== Task inputs ==

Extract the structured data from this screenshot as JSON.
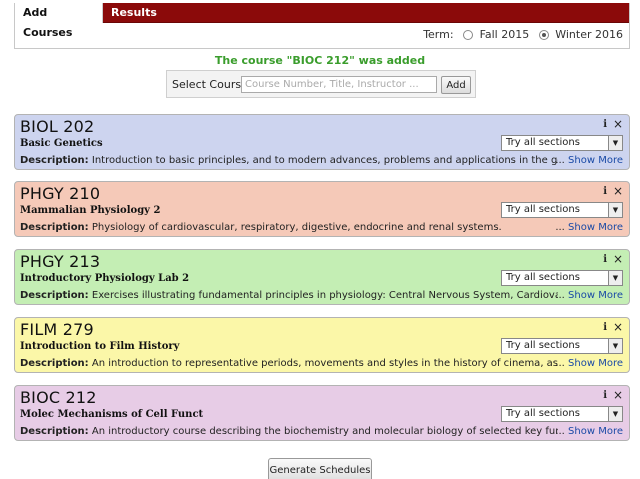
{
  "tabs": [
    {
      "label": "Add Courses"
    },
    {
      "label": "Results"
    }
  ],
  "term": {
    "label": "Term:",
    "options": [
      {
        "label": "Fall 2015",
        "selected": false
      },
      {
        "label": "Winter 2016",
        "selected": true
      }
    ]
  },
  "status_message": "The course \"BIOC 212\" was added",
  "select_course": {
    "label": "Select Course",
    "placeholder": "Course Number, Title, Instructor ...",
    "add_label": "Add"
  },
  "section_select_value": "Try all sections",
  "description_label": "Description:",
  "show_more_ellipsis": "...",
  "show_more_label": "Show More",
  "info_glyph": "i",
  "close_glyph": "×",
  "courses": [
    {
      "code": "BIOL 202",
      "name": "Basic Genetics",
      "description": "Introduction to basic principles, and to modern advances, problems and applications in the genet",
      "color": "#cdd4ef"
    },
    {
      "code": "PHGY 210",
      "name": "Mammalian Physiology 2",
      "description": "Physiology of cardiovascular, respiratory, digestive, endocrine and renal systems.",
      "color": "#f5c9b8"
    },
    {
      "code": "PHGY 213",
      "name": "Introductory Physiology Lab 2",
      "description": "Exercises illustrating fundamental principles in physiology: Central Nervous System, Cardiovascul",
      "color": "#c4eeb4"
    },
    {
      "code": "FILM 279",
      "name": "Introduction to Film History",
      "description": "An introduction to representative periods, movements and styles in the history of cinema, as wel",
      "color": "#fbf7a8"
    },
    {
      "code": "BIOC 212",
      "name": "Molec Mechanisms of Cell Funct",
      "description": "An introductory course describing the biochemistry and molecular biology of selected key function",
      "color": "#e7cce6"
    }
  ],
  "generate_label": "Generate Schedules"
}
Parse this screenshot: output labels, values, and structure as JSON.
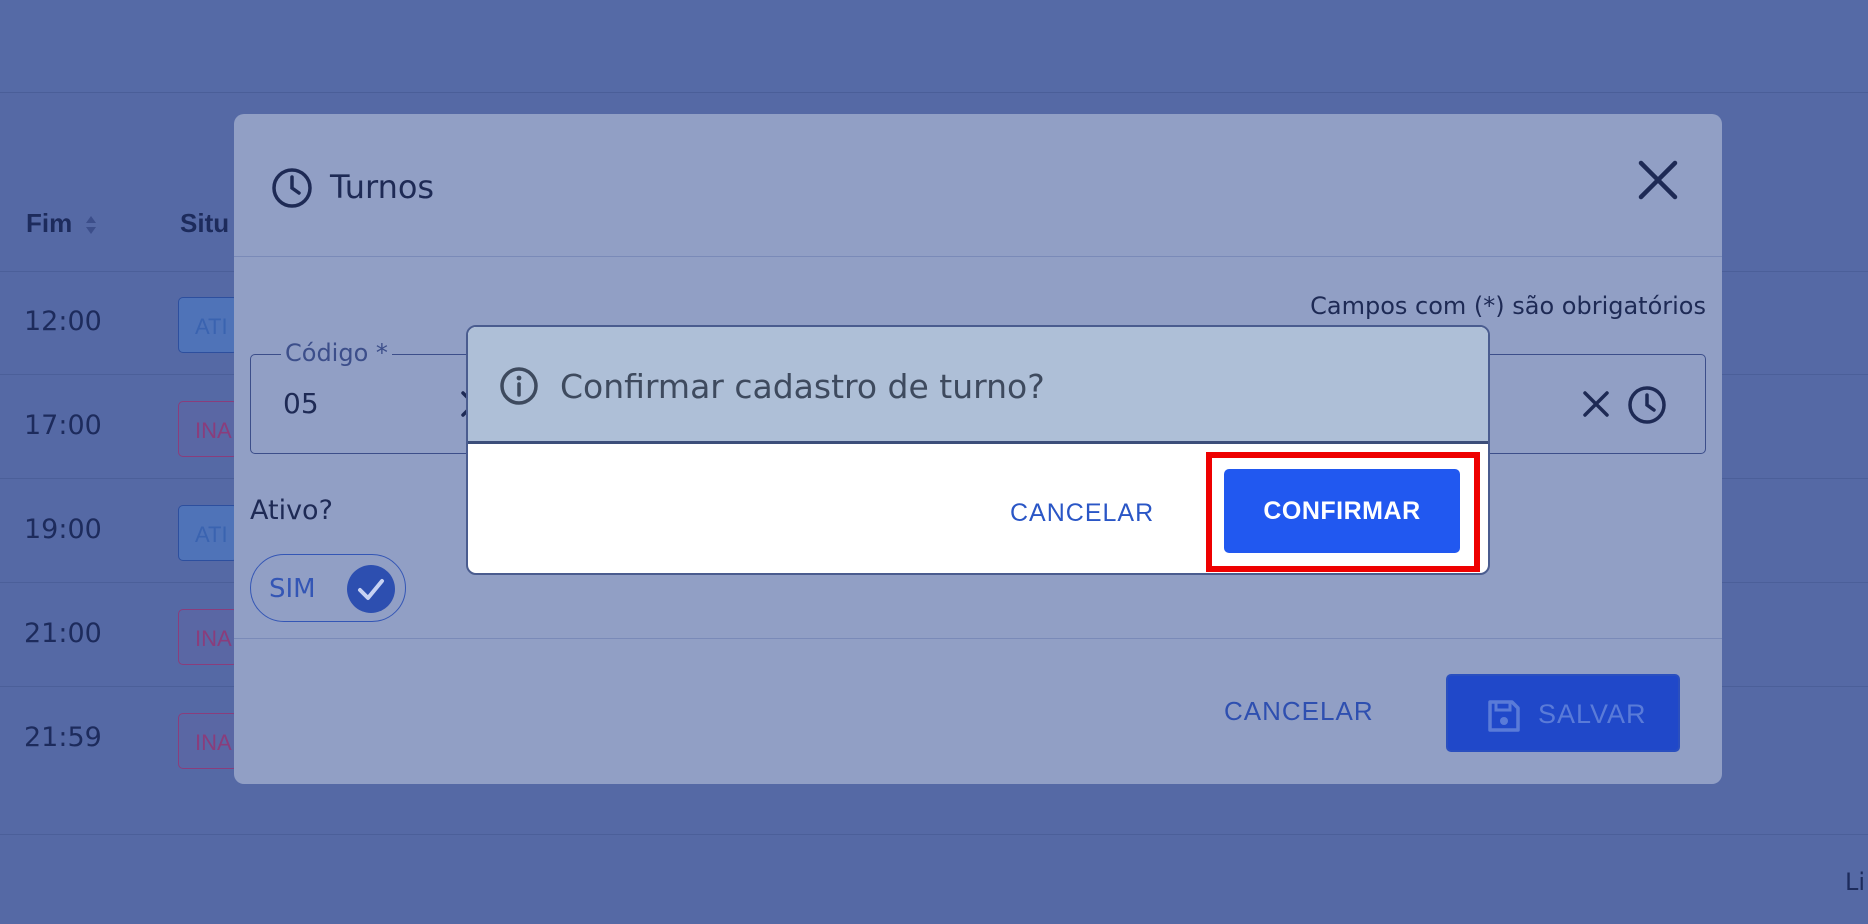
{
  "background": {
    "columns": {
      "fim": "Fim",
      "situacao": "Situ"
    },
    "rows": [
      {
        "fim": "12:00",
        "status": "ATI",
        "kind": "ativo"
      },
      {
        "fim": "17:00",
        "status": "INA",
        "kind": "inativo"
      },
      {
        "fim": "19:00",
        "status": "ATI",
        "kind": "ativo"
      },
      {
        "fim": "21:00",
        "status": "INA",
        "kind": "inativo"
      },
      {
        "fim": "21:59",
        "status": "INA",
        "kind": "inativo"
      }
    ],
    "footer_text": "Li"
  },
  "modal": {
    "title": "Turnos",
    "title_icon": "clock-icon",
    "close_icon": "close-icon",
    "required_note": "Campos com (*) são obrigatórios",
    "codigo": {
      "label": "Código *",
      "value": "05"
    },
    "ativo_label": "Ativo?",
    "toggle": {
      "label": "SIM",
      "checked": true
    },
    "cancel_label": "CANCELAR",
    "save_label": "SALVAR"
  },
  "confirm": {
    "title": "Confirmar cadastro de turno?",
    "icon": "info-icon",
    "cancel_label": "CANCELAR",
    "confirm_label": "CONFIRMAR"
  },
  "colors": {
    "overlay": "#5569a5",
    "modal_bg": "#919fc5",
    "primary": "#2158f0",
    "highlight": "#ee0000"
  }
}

===

Problem description:
Give solely the number of lines in the data that contain the string "icon".

Response for this exercise:
3